## [Description of the task]
The records below must be transcribed exactly. Do not include the pictures.

§ §

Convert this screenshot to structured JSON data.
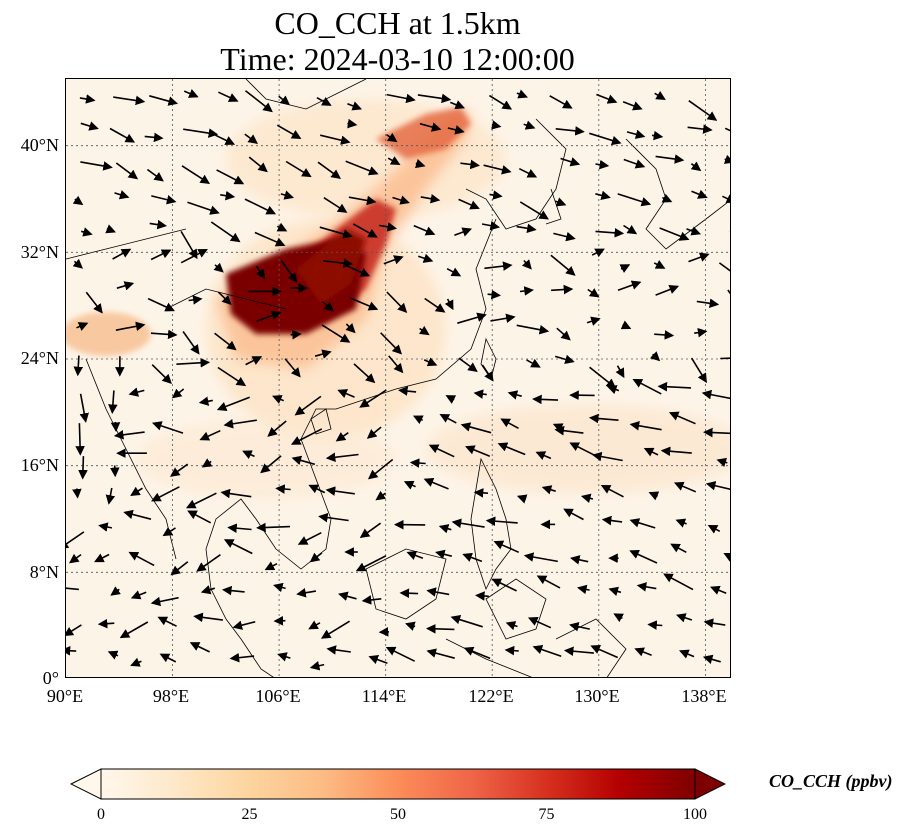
{
  "title": {
    "line1": "CO_CCH at 1.5km",
    "line2": "Time: 2024-03-10 12:00:00"
  },
  "map": {
    "extent": {
      "lon": [
        90,
        140
      ],
      "lat": [
        0,
        45
      ]
    },
    "gridlines": "dotted"
  },
  "axes": {
    "y_ticks": [
      "40°N",
      "32°N",
      "24°N",
      "16°N",
      "8°N",
      "0°"
    ],
    "x_ticks": [
      "90°E",
      "98°E",
      "106°E",
      "114°E",
      "122°E",
      "130°E",
      "138°E"
    ]
  },
  "colorbar": {
    "label": "CO_CCH (ppbv)",
    "ticks": [
      "0",
      "25",
      "50",
      "75",
      "100"
    ],
    "colormap": "OrRd",
    "range": [
      0,
      100
    ],
    "extend": "both",
    "colors": [
      "#fff7ec",
      "#fee8c8",
      "#fdd49e",
      "#fdbb84",
      "#fc8d59",
      "#ef6548",
      "#d7301f",
      "#b30000",
      "#7f0000"
    ]
  },
  "chart_data": {
    "type": "heatmap",
    "title": "CO_CCH at 1.5km",
    "subtitle": "Time: 2024-03-10 12:00:00",
    "variable": "CO_CCH",
    "units": "ppbv",
    "value_range": [
      0,
      100
    ],
    "x_ticks_deg_E": [
      90,
      98,
      106,
      114,
      122,
      130,
      138
    ],
    "y_ticks_deg_N": [
      0,
      8,
      16,
      24,
      32,
      40
    ],
    "grid": true,
    "overlay": "wind vectors",
    "high_concentration_zones": [
      {
        "lon": 104.5,
        "lat": 29.5,
        "value": 100
      },
      {
        "lon": 107.5,
        "lat": 31.5,
        "value": 95
      },
      {
        "lon": 110.5,
        "lat": 34.0,
        "value": 80
      },
      {
        "lon": 113.5,
        "lat": 37.5,
        "value": 60
      },
      {
        "lon": 117.0,
        "lat": 41.0,
        "value": 50
      },
      {
        "lon": 92.5,
        "lat": 26.5,
        "value": 25
      }
    ]
  }
}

§ §

## [Task answer]
Convert this screenshot to structured JSON data.
{
  "title": {
    "line1": "CO_CCH at 1.5km",
    "line2": "Time: 2024-03-10 12:00:00"
  },
  "map": {
    "extent": {
      "lon": [
        90,
        140
      ],
      "lat": [
        0,
        45
      ]
    },
    "gridlines": "dotted"
  },
  "axes": {
    "y_ticks": [
      "40°N",
      "32°N",
      "24°N",
      "16°N",
      "8°N",
      "0°"
    ],
    "x_ticks": [
      "90°E",
      "98°E",
      "106°E",
      "114°E",
      "122°E",
      "130°E",
      "138°E"
    ]
  },
  "colorbar": {
    "label": "CO_CCH (ppbv)",
    "ticks": [
      "0",
      "25",
      "50",
      "75",
      "100"
    ],
    "colormap": "OrRd",
    "range": [
      0,
      100
    ],
    "extend": "both",
    "colors": [
      "#fff7ec",
      "#fee8c8",
      "#fdd49e",
      "#fdbb84",
      "#fc8d59",
      "#ef6548",
      "#d7301f",
      "#b30000",
      "#7f0000"
    ]
  },
  "chart_data": {
    "type": "heatmap",
    "title": "CO_CCH at 1.5km",
    "subtitle": "Time: 2024-03-10 12:00:00",
    "variable": "CO_CCH",
    "units": "ppbv",
    "value_range": [
      0,
      100
    ],
    "x_ticks_deg_E": [
      90,
      98,
      106,
      114,
      122,
      130,
      138
    ],
    "y_ticks_deg_N": [
      0,
      8,
      16,
      24,
      32,
      40
    ],
    "grid": true,
    "overlay": "wind vectors",
    "high_concentration_zones": [
      {
        "lon": 104.5,
        "lat": 29.5,
        "value": 100
      },
      {
        "lon": 107.5,
        "lat": 31.5,
        "value": 95
      },
      {
        "lon": 110.5,
        "lat": 34.0,
        "value": 80
      },
      {
        "lon": 113.5,
        "lat": 37.5,
        "value": 60
      },
      {
        "lon": 117.0,
        "lat": 41.0,
        "value": 50
      },
      {
        "lon": 92.5,
        "lat": 26.5,
        "value": 25
      }
    ]
  }
}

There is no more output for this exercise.